## Aim of the task:
Each entry in the listing below should be restated word for word.

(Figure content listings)

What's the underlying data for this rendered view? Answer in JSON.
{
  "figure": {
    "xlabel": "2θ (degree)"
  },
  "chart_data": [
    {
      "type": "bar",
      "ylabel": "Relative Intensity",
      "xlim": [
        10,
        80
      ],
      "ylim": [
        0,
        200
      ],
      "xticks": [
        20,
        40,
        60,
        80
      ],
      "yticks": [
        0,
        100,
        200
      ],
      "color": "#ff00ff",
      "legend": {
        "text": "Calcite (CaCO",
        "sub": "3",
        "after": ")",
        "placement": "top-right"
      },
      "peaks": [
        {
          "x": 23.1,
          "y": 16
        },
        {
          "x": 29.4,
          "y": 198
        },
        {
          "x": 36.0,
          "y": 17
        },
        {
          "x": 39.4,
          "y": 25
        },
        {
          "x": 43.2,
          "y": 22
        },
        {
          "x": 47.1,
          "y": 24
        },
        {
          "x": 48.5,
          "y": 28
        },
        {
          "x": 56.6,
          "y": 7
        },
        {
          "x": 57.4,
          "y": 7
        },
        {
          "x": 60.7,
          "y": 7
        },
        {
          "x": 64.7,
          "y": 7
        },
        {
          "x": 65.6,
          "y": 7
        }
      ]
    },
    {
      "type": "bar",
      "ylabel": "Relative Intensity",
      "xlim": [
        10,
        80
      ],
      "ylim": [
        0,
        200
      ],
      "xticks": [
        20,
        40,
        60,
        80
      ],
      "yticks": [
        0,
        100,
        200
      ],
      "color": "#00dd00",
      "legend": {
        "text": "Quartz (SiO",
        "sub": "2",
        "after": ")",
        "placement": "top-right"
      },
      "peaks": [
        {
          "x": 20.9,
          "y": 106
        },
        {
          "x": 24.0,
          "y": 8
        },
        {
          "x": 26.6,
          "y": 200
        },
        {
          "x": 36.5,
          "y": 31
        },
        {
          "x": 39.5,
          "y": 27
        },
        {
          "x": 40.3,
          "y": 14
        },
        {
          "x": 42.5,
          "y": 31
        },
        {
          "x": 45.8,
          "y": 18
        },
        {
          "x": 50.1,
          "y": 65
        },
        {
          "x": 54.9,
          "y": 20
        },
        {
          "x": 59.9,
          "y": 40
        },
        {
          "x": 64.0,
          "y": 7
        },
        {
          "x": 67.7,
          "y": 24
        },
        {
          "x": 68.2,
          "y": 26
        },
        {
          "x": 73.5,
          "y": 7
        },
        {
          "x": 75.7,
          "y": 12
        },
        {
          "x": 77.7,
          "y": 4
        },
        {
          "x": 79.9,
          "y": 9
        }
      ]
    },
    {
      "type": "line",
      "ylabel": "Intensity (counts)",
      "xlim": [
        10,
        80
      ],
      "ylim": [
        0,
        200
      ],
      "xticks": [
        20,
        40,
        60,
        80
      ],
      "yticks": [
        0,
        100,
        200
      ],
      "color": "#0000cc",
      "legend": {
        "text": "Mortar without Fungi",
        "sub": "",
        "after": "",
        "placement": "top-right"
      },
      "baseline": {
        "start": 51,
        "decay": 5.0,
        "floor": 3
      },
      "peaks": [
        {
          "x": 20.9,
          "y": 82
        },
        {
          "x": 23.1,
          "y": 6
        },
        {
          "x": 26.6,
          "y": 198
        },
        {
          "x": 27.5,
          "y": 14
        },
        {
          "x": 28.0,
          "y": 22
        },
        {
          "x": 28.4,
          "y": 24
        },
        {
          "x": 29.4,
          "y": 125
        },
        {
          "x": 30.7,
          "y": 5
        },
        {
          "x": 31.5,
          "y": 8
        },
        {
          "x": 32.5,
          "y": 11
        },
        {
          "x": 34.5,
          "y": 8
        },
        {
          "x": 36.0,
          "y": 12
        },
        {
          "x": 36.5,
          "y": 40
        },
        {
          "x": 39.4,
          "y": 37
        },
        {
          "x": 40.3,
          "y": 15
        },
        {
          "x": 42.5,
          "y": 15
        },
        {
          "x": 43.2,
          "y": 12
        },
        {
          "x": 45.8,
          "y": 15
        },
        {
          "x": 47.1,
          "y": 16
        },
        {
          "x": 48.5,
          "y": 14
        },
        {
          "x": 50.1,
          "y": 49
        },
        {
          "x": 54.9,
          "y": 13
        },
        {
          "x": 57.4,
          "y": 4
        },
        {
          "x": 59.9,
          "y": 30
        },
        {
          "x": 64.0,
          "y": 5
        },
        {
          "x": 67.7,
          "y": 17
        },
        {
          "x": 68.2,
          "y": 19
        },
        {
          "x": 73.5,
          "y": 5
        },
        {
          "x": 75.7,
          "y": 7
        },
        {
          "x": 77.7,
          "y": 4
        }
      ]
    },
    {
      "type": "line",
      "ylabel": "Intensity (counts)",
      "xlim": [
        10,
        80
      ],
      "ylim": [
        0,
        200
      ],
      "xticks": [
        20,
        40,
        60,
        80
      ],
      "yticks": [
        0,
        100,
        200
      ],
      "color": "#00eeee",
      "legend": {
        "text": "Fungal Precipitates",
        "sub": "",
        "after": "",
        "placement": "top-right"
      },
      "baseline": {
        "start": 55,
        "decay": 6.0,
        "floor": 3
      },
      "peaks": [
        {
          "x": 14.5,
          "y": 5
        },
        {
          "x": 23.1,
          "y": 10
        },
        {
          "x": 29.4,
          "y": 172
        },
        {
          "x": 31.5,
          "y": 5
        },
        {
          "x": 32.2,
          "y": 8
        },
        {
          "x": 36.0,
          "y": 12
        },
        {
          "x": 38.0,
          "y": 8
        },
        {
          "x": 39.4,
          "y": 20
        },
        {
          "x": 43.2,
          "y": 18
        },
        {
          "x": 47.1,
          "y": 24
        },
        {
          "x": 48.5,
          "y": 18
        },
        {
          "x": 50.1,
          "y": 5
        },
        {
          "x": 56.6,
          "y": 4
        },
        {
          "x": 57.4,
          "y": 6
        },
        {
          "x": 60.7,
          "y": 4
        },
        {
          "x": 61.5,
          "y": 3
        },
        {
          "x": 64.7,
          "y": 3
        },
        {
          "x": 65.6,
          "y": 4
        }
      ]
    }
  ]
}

## Result of this task:
What's the underlying data for this rendered view? Answer in JSON.
{
  "figure": {
    "xlabel": "2θ (degree)"
  },
  "chart_data": [
    {
      "type": "bar",
      "ylabel": "Relative Intensity",
      "xlim": [
        10,
        80
      ],
      "ylim": [
        0,
        200
      ],
      "xticks": [
        20,
        40,
        60,
        80
      ],
      "yticks": [
        0,
        100,
        200
      ],
      "color": "#ff00ff",
      "legend": {
        "text": "Calcite (CaCO",
        "sub": "3",
        "after": ")",
        "placement": "top-right"
      },
      "peaks": [
        {
          "x": 23.1,
          "y": 16
        },
        {
          "x": 29.4,
          "y": 198
        },
        {
          "x": 36.0,
          "y": 17
        },
        {
          "x": 39.4,
          "y": 25
        },
        {
          "x": 43.2,
          "y": 22
        },
        {
          "x": 47.1,
          "y": 24
        },
        {
          "x": 48.5,
          "y": 28
        },
        {
          "x": 56.6,
          "y": 7
        },
        {
          "x": 57.4,
          "y": 7
        },
        {
          "x": 60.7,
          "y": 7
        },
        {
          "x": 64.7,
          "y": 7
        },
        {
          "x": 65.6,
          "y": 7
        }
      ]
    },
    {
      "type": "bar",
      "ylabel": "Relative Intensity",
      "xlim": [
        10,
        80
      ],
      "ylim": [
        0,
        200
      ],
      "xticks": [
        20,
        40,
        60,
        80
      ],
      "yticks": [
        0,
        100,
        200
      ],
      "color": "#00dd00",
      "legend": {
        "text": "Quartz (SiO",
        "sub": "2",
        "after": ")",
        "placement": "top-right"
      },
      "peaks": [
        {
          "x": 20.9,
          "y": 106
        },
        {
          "x": 24.0,
          "y": 8
        },
        {
          "x": 26.6,
          "y": 200
        },
        {
          "x": 36.5,
          "y": 31
        },
        {
          "x": 39.5,
          "y": 27
        },
        {
          "x": 40.3,
          "y": 14
        },
        {
          "x": 42.5,
          "y": 31
        },
        {
          "x": 45.8,
          "y": 18
        },
        {
          "x": 50.1,
          "y": 65
        },
        {
          "x": 54.9,
          "y": 20
        },
        {
          "x": 59.9,
          "y": 40
        },
        {
          "x": 64.0,
          "y": 7
        },
        {
          "x": 67.7,
          "y": 24
        },
        {
          "x": 68.2,
          "y": 26
        },
        {
          "x": 73.5,
          "y": 7
        },
        {
          "x": 75.7,
          "y": 12
        },
        {
          "x": 77.7,
          "y": 4
        },
        {
          "x": 79.9,
          "y": 9
        }
      ]
    },
    {
      "type": "line",
      "ylabel": "Intensity (counts)",
      "xlim": [
        10,
        80
      ],
      "ylim": [
        0,
        200
      ],
      "xticks": [
        20,
        40,
        60,
        80
      ],
      "yticks": [
        0,
        100,
        200
      ],
      "color": "#0000cc",
      "legend": {
        "text": "Mortar without Fungi",
        "sub": "",
        "after": "",
        "placement": "top-right"
      },
      "baseline": {
        "start": 51,
        "decay": 5.0,
        "floor": 3
      },
      "peaks": [
        {
          "x": 20.9,
          "y": 82
        },
        {
          "x": 23.1,
          "y": 6
        },
        {
          "x": 26.6,
          "y": 198
        },
        {
          "x": 27.5,
          "y": 14
        },
        {
          "x": 28.0,
          "y": 22
        },
        {
          "x": 28.4,
          "y": 24
        },
        {
          "x": 29.4,
          "y": 125
        },
        {
          "x": 30.7,
          "y": 5
        },
        {
          "x": 31.5,
          "y": 8
        },
        {
          "x": 32.5,
          "y": 11
        },
        {
          "x": 34.5,
          "y": 8
        },
        {
          "x": 36.0,
          "y": 12
        },
        {
          "x": 36.5,
          "y": 40
        },
        {
          "x": 39.4,
          "y": 37
        },
        {
          "x": 40.3,
          "y": 15
        },
        {
          "x": 42.5,
          "y": 15
        },
        {
          "x": 43.2,
          "y": 12
        },
        {
          "x": 45.8,
          "y": 15
        },
        {
          "x": 47.1,
          "y": 16
        },
        {
          "x": 48.5,
          "y": 14
        },
        {
          "x": 50.1,
          "y": 49
        },
        {
          "x": 54.9,
          "y": 13
        },
        {
          "x": 57.4,
          "y": 4
        },
        {
          "x": 59.9,
          "y": 30
        },
        {
          "x": 64.0,
          "y": 5
        },
        {
          "x": 67.7,
          "y": 17
        },
        {
          "x": 68.2,
          "y": 19
        },
        {
          "x": 73.5,
          "y": 5
        },
        {
          "x": 75.7,
          "y": 7
        },
        {
          "x": 77.7,
          "y": 4
        }
      ]
    },
    {
      "type": "line",
      "ylabel": "Intensity (counts)",
      "xlim": [
        10,
        80
      ],
      "ylim": [
        0,
        200
      ],
      "xticks": [
        20,
        40,
        60,
        80
      ],
      "yticks": [
        0,
        100,
        200
      ],
      "color": "#00eeee",
      "legend": {
        "text": "Fungal Precipitates",
        "sub": "",
        "after": "",
        "placement": "top-right"
      },
      "baseline": {
        "start": 55,
        "decay": 6.0,
        "floor": 3
      },
      "peaks": [
        {
          "x": 14.5,
          "y": 5
        },
        {
          "x": 23.1,
          "y": 10
        },
        {
          "x": 29.4,
          "y": 172
        },
        {
          "x": 31.5,
          "y": 5
        },
        {
          "x": 32.2,
          "y": 8
        },
        {
          "x": 36.0,
          "y": 12
        },
        {
          "x": 38.0,
          "y": 8
        },
        {
          "x": 39.4,
          "y": 20
        },
        {
          "x": 43.2,
          "y": 18
        },
        {
          "x": 47.1,
          "y": 24
        },
        {
          "x": 48.5,
          "y": 18
        },
        {
          "x": 50.1,
          "y": 5
        },
        {
          "x": 56.6,
          "y": 4
        },
        {
          "x": 57.4,
          "y": 6
        },
        {
          "x": 60.7,
          "y": 4
        },
        {
          "x": 61.5,
          "y": 3
        },
        {
          "x": 64.7,
          "y": 3
        },
        {
          "x": 65.6,
          "y": 4
        }
      ]
    }
  ]
}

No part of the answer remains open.